REQUEST »
Omit images. Retype all entries verbatim.
·····
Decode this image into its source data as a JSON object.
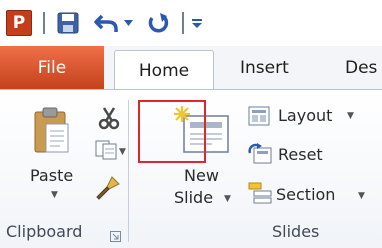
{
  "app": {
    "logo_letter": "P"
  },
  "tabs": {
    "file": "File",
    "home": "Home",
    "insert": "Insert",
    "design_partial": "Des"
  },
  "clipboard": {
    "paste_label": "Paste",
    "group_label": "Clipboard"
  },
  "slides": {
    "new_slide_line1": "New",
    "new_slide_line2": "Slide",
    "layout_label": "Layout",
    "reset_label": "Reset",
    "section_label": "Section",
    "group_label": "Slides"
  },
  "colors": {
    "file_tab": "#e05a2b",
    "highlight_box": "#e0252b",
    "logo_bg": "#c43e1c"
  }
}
·····
EXERCISE ANSWER »
Decode this image into its source data as a JSON object.
{
  "app": {
    "logo_letter": "P"
  },
  "tabs": {
    "file": "File",
    "home": "Home",
    "insert": "Insert",
    "design_partial": "Des"
  },
  "clipboard": {
    "paste_label": "Paste",
    "group_label": "Clipboard"
  },
  "slides": {
    "new_slide_line1": "New",
    "new_slide_line2": "Slide",
    "layout_label": "Layout",
    "reset_label": "Reset",
    "section_label": "Section",
    "group_label": "Slides"
  },
  "colors": {
    "file_tab": "#e05a2b",
    "highlight_box": "#e0252b",
    "logo_bg": "#c43e1c"
  }
}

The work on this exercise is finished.